## AIM:
Repeat the records below exactly.
** START RECORD LIST **
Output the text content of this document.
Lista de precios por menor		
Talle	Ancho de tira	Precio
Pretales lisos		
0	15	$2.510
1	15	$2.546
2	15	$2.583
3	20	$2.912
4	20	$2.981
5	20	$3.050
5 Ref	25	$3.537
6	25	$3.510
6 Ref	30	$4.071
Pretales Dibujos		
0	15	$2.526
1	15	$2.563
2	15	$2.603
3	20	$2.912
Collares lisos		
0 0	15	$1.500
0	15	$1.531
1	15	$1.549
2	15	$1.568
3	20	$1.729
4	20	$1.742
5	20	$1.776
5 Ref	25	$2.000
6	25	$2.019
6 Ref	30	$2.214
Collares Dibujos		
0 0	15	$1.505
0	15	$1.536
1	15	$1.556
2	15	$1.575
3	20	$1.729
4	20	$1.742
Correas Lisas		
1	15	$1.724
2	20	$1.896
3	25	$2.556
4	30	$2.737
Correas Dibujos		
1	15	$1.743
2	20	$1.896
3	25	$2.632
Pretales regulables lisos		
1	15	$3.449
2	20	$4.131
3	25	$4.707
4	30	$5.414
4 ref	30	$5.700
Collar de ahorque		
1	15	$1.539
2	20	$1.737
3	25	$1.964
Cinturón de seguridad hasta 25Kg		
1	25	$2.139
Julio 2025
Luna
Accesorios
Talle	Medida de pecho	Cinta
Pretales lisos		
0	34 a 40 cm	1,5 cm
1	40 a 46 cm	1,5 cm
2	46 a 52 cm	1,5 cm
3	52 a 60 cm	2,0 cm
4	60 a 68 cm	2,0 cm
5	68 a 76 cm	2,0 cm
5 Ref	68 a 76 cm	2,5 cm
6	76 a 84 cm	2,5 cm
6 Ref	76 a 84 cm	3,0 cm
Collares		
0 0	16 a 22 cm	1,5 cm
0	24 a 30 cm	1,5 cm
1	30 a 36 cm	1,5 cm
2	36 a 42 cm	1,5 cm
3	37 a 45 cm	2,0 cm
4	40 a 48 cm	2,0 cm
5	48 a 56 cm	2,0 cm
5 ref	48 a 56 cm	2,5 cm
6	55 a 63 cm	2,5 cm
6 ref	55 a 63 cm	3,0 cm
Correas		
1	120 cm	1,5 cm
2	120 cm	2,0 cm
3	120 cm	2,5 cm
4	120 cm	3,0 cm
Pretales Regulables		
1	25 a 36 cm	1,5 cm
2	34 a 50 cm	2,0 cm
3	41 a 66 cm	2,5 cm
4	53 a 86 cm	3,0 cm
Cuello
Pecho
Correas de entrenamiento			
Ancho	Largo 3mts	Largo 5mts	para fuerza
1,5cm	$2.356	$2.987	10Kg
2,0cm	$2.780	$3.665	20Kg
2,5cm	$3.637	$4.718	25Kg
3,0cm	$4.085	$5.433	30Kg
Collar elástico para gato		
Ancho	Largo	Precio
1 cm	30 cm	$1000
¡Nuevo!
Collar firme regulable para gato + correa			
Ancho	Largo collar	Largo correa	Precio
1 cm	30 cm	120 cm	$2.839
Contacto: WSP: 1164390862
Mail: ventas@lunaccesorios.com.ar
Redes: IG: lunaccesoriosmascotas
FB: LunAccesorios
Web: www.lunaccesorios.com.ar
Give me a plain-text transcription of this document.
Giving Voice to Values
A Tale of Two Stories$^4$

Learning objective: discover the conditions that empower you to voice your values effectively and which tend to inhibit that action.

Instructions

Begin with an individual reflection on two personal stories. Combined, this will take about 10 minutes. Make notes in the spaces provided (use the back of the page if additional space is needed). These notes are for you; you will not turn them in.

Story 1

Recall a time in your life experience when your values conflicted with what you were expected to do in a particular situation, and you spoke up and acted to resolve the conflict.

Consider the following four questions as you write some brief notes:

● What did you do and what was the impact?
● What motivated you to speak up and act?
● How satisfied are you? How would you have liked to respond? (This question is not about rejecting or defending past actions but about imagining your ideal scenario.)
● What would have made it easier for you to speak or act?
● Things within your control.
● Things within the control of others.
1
** END RECORD LIST **
## RESPONSE FOR THIS EXERCISE:
Output the text content of this document.
Lista de precios por menor		
Talle	Ancho de tira	Precio
Pretales lisos		
0	15	$2.510
1	15	$2.546
2	15	$2.583
3	20	$2.912
4	20	$2.981
5	20	$3.050
5 Ref	25	$3.537
6	25	$3.510
6 Ref	30	$4.071
Pretales Dibujos		
0	15	$2.526
1	15	$2.563
2	15	$2.603
3	20	$2.912
Collares lisos		
0 0	15	$1.500
0	15	$1.531
1	15	$1.549
2	15	$1.568
3	20	$1.729
4	20	$1.742
5	20	$1.776
5 Ref	25	$2.000
6	25	$2.019
6 Ref	30	$2.214
Collares Dibujos		
0 0	15	$1.505
0	15	$1.536
1	15	$1.556
2	15	$1.575
3	20	$1.729
4	20	$1.742
Correas Lisas		
1	15	$1.724
2	20	$1.896
3	25	$2.556
4	30	$2.737
Correas Dibujos		
1	15	$1.743
2	20	$1.896
3	25	$2.632
Pretales regulables lisos		
1	15	$3.449
2	20	$4.131
3	25	$4.707
4	30	$5.414
4 ref	30	$5.700
Collar de ahorque		
1	15	$1.539
2	20	$1.737
3	25	$1.964
Cinturón de seguridad hasta 25Kg		
1	25	$2.139
Julio 2025
Luna
Accesorios
Talle	Medida de pecho	Cinta
Pretales lisos		
0	34 a 40 cm	1,5 cm
1	40 a 46 cm	1,5 cm
2	46 a 52 cm	1,5 cm
3	52 a 60 cm	2,0 cm
4	60 a 68 cm	2,0 cm
5	68 a 76 cm	2,0 cm
5 Ref	68 a 76 cm	2,5 cm
6	76 a 84 cm	2,5 cm
6 Ref	76 a 84 cm	3,0 cm
Collares		
0 0	16 a 22 cm	1,5 cm
0	24 a 30 cm	1,5 cm
1	30 a 36 cm	1,5 cm
2	36 a 42 cm	1,5 cm
3	37 a 45 cm	2,0 cm
4	40 a 48 cm	2,0 cm
5	48 a 56 cm	2,0 cm
5 ref	48 a 56 cm	2,5 cm
6	55 a 63 cm	2,5 cm
6 ref	55 a 63 cm	3,0 cm
Correas		
1	120 cm	1,5 cm
2	120 cm	2,0 cm
3	120 cm	2,5 cm
4	120 cm	3,0 cm
Pretales Regulables		
1	25 a 36 cm	1,5 cm
2	34 a 50 cm	2,0 cm
3	41 a 66 cm	2,5 cm
4	53 a 86 cm	3,0 cm
Cuello
Pecho
Correas de entrenamiento			
Ancho	Largo 3mts	Largo 5mts	para fuerza
1,5cm	$2.356	$2.987	10Kg
2,0cm	$2.780	$3.665	20Kg
2,5cm	$3.637	$4.718	25Kg
3,0cm	$4.085	$5.433	30Kg
Collar elástico para gato		
Ancho	Largo	Precio
1 cm	30 cm	$1000
¡Nuevo!
Collar firme regulable para gato + correa			
Ancho	Largo collar	Largo correa	Precio
1 cm	30 cm	120 cm	$2.839
Contacto: WSP: 1164390862
Mail: ventas@lunaccesorios.com.ar
Redes: IG: lunaccesoriosmascotas
FB: LunAccesorios
Web: www.lunaccesorios.com.ar
Give me a plain-text transcription of this document.
Giving Voice to Values
A Tale of Two Stories$^4$

Learning objective: discover the conditions that empower you to voice your values effectively and which tend to inhibit that action.

Instructions

Begin with an individual reflection on two personal stories. Combined, this will take about 10 minutes. Make notes in the spaces provided (use the back of the page if additional space is needed). These notes are for you; you will not turn them in.

Story 1

Recall a time in your life experience when your values conflicted with what you were expected to do in a particular situation, and you spoke up and acted to resolve the conflict.

Consider the following four questions as you write some brief notes:

● What did you do and what was the impact?
● What motivated you to speak up and act?
● How satisfied are you? How would you have liked to respond? (This question is not about rejecting or defending past actions but about imagining your ideal scenario.)
● What would have made it easier for you to speak or act?
● Things within your control.
● Things within the control of others.
1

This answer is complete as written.